Direction —
Collect each line containing "Work".

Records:

================================

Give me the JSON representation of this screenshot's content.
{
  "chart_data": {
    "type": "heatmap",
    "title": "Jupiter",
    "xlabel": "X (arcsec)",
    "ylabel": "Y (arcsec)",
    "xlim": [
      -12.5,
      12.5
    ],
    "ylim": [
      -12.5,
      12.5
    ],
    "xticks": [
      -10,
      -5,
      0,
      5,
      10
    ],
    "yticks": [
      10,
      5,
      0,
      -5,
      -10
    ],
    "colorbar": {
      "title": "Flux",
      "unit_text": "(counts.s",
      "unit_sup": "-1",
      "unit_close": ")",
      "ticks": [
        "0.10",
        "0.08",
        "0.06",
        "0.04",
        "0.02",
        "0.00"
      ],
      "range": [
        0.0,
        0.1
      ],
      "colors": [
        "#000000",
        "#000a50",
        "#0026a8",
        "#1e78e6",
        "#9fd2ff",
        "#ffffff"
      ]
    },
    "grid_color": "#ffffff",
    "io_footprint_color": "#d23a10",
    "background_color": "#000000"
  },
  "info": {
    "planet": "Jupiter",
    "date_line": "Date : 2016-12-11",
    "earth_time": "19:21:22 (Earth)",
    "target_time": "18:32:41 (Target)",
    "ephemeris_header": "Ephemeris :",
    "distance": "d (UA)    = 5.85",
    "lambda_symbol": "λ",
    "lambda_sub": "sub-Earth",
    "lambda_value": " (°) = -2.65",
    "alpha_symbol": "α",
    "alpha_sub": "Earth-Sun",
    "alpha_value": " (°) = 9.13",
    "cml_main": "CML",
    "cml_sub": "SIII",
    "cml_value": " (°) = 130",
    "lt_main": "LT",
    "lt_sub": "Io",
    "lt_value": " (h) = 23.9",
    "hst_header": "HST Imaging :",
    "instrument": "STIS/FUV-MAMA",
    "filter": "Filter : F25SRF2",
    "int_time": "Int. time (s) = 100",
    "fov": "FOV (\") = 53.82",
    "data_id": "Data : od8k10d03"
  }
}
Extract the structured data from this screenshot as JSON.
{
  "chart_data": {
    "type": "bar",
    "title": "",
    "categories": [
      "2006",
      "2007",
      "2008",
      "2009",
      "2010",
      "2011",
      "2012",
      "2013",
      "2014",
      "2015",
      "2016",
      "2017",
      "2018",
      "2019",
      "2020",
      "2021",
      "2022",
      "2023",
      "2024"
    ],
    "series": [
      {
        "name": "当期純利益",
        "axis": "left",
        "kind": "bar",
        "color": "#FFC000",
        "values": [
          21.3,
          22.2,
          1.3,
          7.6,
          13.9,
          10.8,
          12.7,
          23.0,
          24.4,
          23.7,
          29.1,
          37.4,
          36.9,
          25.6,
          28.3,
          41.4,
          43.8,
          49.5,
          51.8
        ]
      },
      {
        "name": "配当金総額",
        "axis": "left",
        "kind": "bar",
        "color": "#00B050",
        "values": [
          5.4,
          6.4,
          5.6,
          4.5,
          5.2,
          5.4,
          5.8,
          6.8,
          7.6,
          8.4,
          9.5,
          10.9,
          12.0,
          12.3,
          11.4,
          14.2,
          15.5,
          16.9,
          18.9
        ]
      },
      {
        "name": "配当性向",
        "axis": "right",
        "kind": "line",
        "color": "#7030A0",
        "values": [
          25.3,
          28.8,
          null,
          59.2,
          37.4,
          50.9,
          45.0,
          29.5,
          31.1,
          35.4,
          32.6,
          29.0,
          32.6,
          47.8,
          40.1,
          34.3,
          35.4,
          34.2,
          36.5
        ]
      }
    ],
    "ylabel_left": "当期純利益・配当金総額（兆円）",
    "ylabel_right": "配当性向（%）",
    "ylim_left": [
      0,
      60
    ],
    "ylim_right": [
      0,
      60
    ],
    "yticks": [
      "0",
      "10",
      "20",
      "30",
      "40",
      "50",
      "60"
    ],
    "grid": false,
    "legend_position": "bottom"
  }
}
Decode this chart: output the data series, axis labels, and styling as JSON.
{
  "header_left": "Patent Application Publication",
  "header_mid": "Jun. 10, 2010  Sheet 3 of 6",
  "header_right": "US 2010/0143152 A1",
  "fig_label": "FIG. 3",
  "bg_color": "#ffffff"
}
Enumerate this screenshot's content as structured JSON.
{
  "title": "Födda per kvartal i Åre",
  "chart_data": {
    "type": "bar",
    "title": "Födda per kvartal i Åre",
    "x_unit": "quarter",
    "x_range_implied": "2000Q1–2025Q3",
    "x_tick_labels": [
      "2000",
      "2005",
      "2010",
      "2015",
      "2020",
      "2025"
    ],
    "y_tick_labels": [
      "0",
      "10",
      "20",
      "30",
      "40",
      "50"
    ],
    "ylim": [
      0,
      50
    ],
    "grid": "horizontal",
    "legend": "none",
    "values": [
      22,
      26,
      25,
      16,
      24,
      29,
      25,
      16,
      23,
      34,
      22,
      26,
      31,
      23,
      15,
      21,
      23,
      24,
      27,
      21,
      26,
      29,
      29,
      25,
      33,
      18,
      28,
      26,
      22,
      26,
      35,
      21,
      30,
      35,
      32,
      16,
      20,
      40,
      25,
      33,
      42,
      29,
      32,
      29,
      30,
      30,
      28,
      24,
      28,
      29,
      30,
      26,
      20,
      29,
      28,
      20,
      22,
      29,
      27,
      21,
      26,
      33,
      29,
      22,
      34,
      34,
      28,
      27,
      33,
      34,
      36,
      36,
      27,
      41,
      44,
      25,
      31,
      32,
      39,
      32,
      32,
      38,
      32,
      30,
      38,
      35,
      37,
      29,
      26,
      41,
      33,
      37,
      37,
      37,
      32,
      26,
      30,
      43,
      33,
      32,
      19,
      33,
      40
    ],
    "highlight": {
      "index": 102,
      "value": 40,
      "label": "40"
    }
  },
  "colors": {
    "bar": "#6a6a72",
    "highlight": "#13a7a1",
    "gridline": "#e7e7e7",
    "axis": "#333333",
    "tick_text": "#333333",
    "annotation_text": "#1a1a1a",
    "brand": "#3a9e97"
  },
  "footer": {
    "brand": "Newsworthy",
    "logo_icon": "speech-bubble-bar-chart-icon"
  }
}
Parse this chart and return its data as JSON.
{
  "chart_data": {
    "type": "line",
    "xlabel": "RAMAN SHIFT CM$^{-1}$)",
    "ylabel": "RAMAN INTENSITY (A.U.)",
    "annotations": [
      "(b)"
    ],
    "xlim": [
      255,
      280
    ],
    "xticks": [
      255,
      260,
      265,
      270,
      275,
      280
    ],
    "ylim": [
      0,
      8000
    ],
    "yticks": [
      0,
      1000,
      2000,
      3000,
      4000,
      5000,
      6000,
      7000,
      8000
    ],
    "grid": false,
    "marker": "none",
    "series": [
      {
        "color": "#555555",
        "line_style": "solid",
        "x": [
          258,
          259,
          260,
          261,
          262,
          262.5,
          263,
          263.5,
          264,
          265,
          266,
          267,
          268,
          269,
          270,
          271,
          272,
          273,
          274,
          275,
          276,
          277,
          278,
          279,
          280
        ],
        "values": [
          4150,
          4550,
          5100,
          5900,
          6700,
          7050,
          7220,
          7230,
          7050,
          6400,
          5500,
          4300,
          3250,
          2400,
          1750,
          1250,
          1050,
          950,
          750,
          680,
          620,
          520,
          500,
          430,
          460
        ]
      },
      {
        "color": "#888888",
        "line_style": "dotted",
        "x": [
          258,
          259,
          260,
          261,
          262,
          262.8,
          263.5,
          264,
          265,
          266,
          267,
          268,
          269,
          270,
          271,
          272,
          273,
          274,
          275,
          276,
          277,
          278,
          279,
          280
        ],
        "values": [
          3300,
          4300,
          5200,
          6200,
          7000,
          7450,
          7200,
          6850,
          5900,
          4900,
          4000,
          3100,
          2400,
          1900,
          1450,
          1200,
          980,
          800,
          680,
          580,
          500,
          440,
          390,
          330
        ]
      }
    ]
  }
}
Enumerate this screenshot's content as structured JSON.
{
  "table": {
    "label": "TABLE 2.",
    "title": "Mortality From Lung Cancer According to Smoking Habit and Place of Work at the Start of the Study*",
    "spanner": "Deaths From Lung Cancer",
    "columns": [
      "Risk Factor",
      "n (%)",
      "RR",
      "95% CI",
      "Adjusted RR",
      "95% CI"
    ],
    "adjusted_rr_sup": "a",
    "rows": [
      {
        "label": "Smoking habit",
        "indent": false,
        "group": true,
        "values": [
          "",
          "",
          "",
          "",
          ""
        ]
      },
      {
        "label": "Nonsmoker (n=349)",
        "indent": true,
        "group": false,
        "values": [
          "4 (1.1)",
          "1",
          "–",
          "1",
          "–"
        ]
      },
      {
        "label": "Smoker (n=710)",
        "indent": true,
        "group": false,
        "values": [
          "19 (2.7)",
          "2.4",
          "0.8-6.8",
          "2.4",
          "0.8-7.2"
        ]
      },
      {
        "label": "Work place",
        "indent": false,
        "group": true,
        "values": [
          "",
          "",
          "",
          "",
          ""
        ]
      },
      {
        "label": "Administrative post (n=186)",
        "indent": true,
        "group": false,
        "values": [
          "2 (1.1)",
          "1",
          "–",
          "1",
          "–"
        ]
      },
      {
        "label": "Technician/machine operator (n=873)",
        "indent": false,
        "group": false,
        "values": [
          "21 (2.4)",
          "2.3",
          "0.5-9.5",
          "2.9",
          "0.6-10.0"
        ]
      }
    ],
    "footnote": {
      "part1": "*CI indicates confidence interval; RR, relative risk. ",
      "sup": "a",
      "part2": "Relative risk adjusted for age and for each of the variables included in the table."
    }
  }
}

================================

Answer to the exercise —
    "title": "Mortality From Lung Cancer According to Smoking Habit and Place of Work at the Start of the Study*",
        "label": "Work place",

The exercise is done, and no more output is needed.